SHORT TASK
For the material that follows, list every line containing the word "dimming".
BEGIN WORKING DATA
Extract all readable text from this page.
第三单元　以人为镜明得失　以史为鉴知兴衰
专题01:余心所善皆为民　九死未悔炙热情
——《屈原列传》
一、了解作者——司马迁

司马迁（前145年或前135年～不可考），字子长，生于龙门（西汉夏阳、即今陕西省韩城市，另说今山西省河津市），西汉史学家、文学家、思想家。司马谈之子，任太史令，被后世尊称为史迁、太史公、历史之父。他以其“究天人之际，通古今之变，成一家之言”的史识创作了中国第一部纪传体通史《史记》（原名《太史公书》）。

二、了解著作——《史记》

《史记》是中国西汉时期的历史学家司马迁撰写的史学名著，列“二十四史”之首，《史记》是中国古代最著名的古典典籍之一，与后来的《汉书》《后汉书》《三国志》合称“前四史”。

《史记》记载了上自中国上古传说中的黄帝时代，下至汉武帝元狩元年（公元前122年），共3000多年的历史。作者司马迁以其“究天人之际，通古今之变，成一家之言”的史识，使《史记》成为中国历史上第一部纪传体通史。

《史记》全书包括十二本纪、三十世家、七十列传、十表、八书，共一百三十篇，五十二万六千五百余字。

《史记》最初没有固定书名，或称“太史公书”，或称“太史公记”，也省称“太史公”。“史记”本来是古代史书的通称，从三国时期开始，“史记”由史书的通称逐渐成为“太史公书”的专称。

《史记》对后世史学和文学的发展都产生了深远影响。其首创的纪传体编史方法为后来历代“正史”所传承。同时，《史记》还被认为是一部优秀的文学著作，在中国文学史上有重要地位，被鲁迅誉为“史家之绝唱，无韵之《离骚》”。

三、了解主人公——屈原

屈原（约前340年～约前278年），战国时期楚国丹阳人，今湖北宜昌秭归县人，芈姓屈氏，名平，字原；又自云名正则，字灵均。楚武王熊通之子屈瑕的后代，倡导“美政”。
END WORKING DATA
BEGIN WORKING DATA
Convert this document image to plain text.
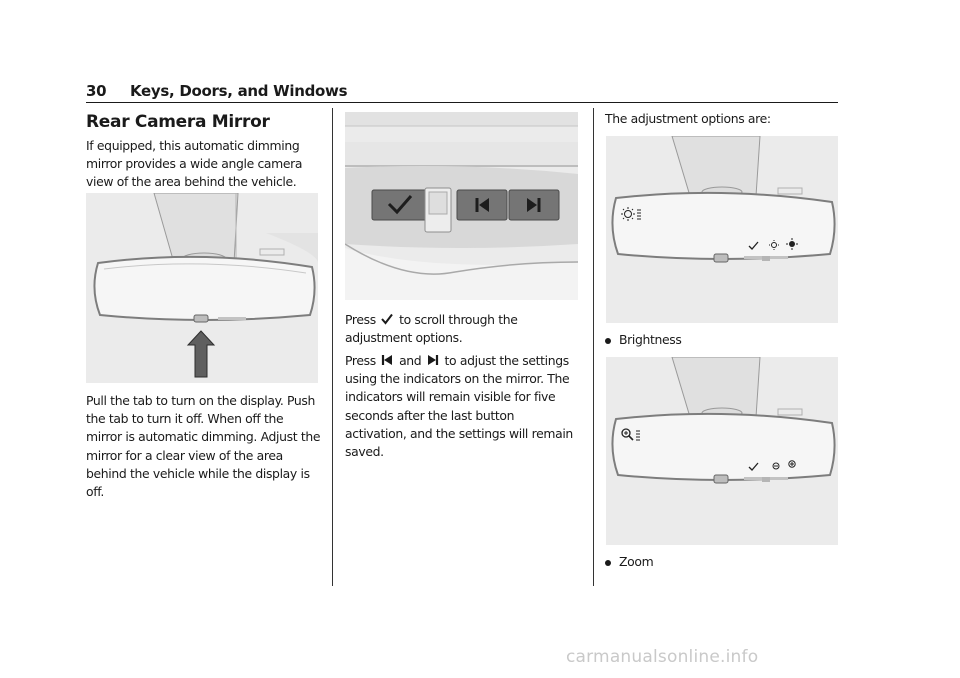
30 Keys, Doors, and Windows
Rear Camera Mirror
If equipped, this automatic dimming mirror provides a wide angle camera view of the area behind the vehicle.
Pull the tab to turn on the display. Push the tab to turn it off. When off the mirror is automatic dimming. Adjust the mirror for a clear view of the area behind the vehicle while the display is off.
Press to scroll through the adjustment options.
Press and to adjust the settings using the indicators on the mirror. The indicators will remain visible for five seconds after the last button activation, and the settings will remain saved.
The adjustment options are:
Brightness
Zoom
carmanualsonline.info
END WORKING DATA
COMPLETED EXERCISE
If equipped, this automatic dimming mirror provides a wide angle camera view of the area behind the vehicle.
Pull the tab to turn on the display. Push the tab to turn it off. When off the mirror is automatic dimming. Adjust the mirror for a clear view of the area behind the vehicle while the display is off.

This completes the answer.